[Information shown]
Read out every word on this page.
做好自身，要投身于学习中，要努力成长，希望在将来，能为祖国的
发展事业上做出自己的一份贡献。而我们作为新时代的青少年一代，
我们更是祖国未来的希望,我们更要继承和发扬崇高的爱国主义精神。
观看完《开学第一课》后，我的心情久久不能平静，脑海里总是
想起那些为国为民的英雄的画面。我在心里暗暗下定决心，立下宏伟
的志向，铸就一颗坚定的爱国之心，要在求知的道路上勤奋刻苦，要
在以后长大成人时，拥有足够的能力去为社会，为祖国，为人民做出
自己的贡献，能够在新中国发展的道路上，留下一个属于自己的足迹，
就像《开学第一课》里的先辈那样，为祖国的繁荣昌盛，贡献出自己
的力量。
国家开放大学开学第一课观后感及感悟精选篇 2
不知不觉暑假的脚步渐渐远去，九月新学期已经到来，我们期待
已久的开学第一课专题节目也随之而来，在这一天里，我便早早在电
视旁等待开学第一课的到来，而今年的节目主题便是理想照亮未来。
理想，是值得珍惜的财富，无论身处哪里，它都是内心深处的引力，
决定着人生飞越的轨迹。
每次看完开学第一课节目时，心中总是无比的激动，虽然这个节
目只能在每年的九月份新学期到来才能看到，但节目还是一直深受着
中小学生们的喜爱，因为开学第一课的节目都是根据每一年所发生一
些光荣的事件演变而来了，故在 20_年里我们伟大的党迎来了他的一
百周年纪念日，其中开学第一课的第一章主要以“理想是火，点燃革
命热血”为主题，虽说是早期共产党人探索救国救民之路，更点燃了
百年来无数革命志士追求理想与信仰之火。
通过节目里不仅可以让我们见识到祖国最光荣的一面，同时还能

[Given exercise] Your task is to retype all the records above with nothing left out.

[Solution for this exercise]
Read out every word on this page.
做好自身，要投身于学习中，要努力成长，希望在将来，能为祖国的
发展事业上做出自己的一份贡献。而我们作为新时代的青少年一代，
我们更是祖国未来的希望,我们更要继承和发扬崇高的爱国主义精神。
观看完《开学第一课》后，我的心情久久不能平静，脑海里总是
想起那些为国为民的英雄的画面。我在心里暗暗下定决心，立下宏伟
的志向，铸就一颗坚定的爱国之心，要在求知的道路上勤奋刻苦，要
在以后长大成人时，拥有足够的能力去为社会，为祖国，为人民做出
自己的贡献，能够在新中国发展的道路上，留下一个属于自己的足迹，
就像《开学第一课》里的先辈那样，为祖国的繁荣昌盛，贡献出自己
的力量。
国家开放大学开学第一课观后感及感悟精选篇 2
不知不觉暑假的脚步渐渐远去，九月新学期已经到来，我们期待
已久的开学第一课专题节目也随之而来，在这一天里，我便早早在电
视旁等待开学第一课的到来，而今年的节目主题便是理想照亮未来。
理想，是值得珍惜的财富，无论身处哪里，它都是内心深处的引力，
决定着人生飞越的轨迹。
每次看完开学第一课节目时，心中总是无比的激动，虽然这个节
目只能在每年的九月份新学期到来才能看到，但节目还是一直深受着
中小学生们的喜爱，因为开学第一课的节目都是根据每一年所发生一
些光荣的事件演变而来了，故在 20_年里我们伟大的党迎来了他的一
百周年纪念日，其中开学第一课的第一章主要以“理想是火，点燃革
命热血”为主题，虽说是早期共产党人探索救国救民之路，更点燃了
百年来无数革命志士追求理想与信仰之火。
通过节目里不仅可以让我们见识到祖国最光荣的一面，同时还能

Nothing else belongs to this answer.